[What the task requires]
The records below are to be copied word for word, with every picture left out.

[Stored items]
━━━━━━━━

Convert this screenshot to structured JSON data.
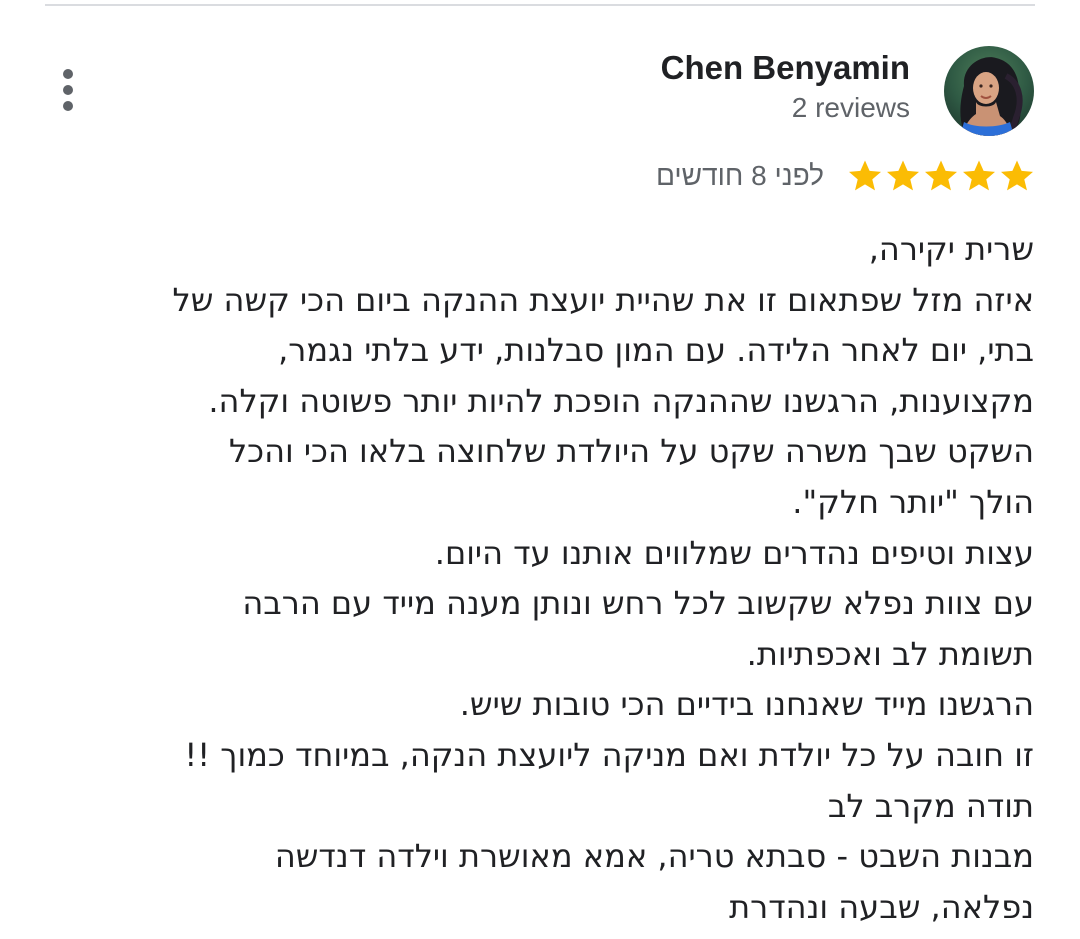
{
  "review": {
    "reviewer": {
      "name": "Chen Benyamin",
      "reviews_count": "2 reviews",
      "avatar_icon": "user-photo"
    },
    "rating": {
      "stars": 5,
      "max": 5,
      "star_color": "#fbbc04"
    },
    "date": "לפני 8 חודשים",
    "menu_icon": "more-vert-icon",
    "text_lines": [
      "שרית יקירה,",
      "איזה מזל שפתאום זו את שהיית יועצת ההנקה ביום הכי קשה של",
      "בתי, יום לאחר הלידה. עם המון סבלנות, ידע בלתי נגמר,",
      "מקצוענות, הרגשנו שההנקה הופכת להיות יותר פשוטה וקלה.",
      "השקט שבך משרה שקט על היולדת שלחוצה בלאו הכי והכל",
      "הולך \"יותר חלק\".",
      "עצות וטיפים נהדרים שמלווים אותנו עד היום.",
      "עם צוות נפלא שקשוב לכל רחש ונותן מענה מייד עם הרבה",
      "תשומת לב ואכפתיות.",
      "הרגשנו מייד שאנחנו בידיים הכי טובות שיש.",
      "זו חובה על כל יולדת ואם מניקה ליועצת הנקה, במיוחד כמוך !!",
      "תודה מקרב לב",
      "מבנות השבט - סבתא טריה, אמא מאושרת וילדה דנדשה",
      "נפלאה, שבעה ונהדרת"
    ]
  }
}
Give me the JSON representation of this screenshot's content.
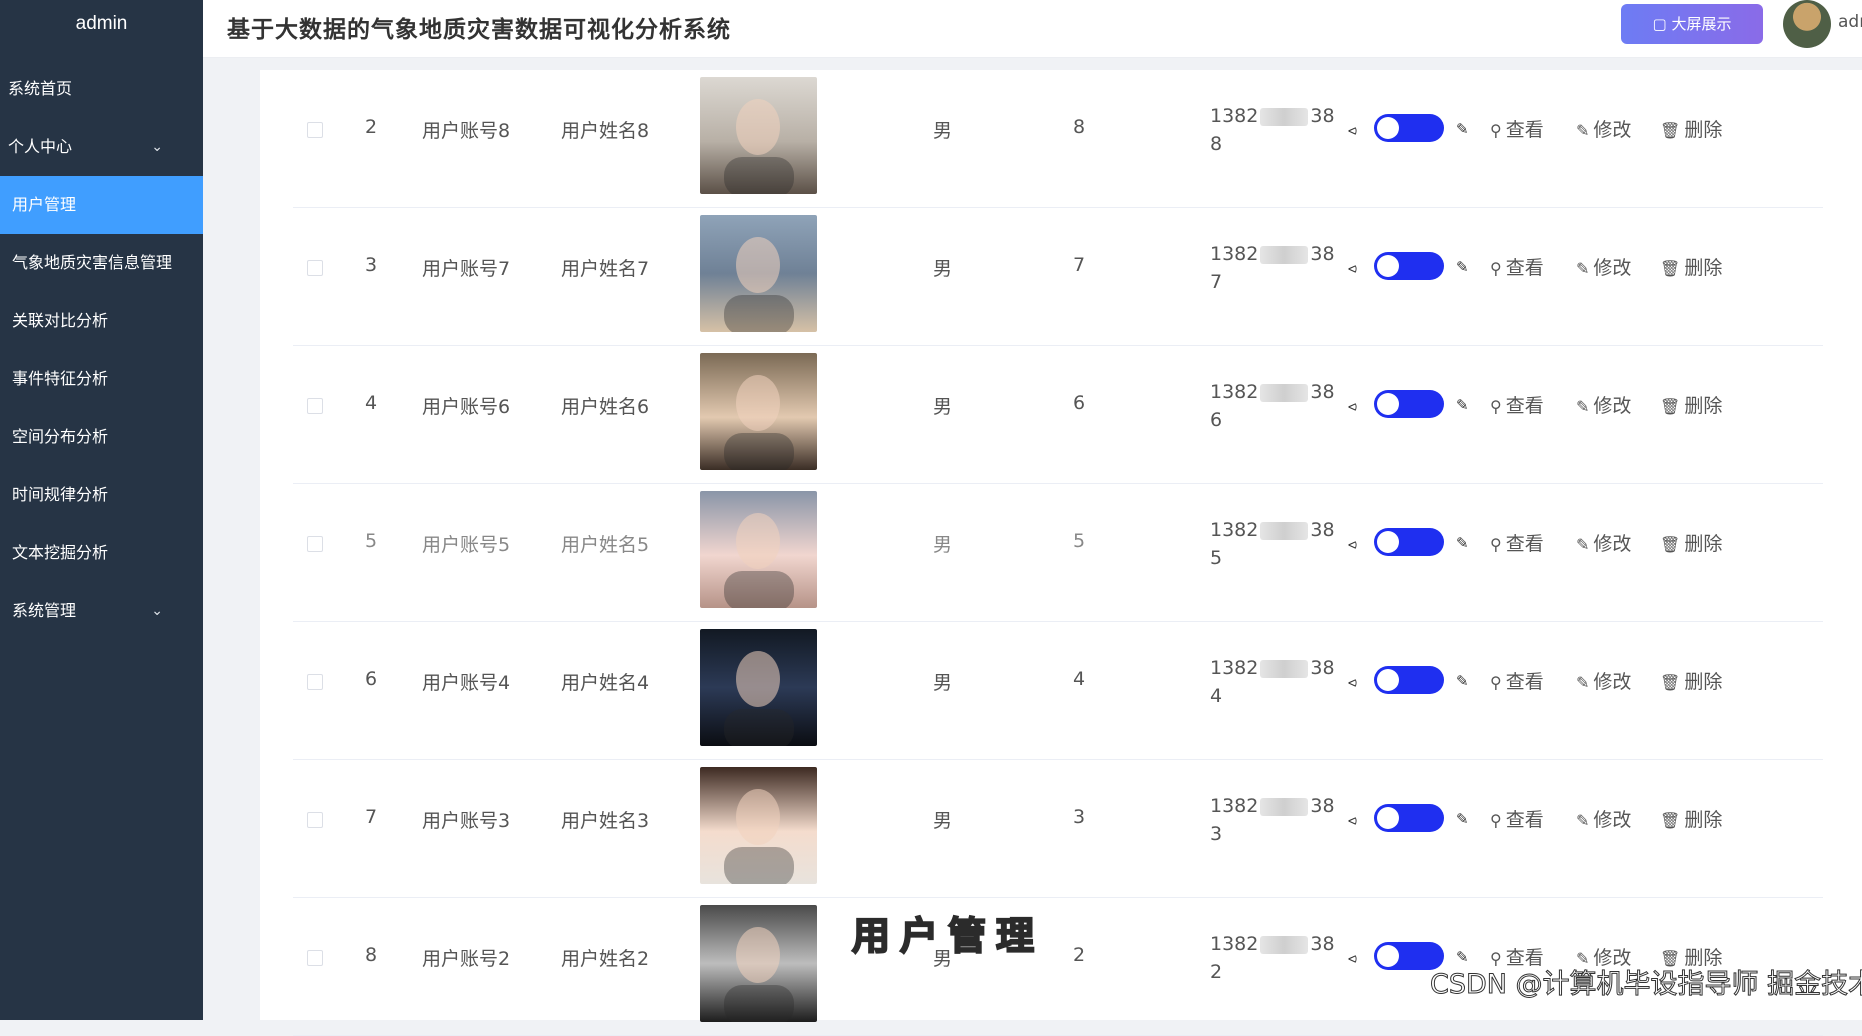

━━━━━━━━

[Task output]
Convert this screenshot to structured JSON data.
{
  "review": {
    "reviewer": {
      "name": "Chen Benyamin",
      "reviews_count": "2 reviews",
      "avatar_icon": "user-photo"
    },
    "rating": {
      "stars": 5,
      "max": 5,
      "star_color": "#fbbc04"
    },
    "date": "לפני 8 חודשים",
    "menu_icon": "more-vert-icon",
    "text_lines": [
      "שרית יקירה,",
      "איזה מזל שפתאום זו את שהיית יועצת ההנקה ביום הכי קשה של",
      "בתי, יום לאחר הלידה. עם המון סבלנות, ידע בלתי נגמר,",
      "מקצוענות, הרגשנו שההנקה הופכת להיות יותר פשוטה וקלה.",
      "השקט שבך משרה שקט על היולדת שלחוצה בלאו הכי והכל",
      "הולך \"יותר חלק\".",
      "עצות וטיפים נהדרים שמלווים אותנו עד היום.",
      "עם צוות נפלא שקשוב לכל רחש ונותן מענה מייד עם הרבה",
      "תשומת לב ואכפתיות.",
      "הרגשנו מייד שאנחנו בידיים הכי טובות שיש.",
      "זו חובה על כל יולדת ואם מניקה ליועצת הנקה, במיוחד כמוך !!",
      "תודה מקרב לב",
      "מבנות השבט - סבתא טריה, אמא מאושרת וילדה דנדשה",
      "נפלאה, שבעה ונהדרת"
    ]
  }
}
Give me the JSON representation of this screenshot's content.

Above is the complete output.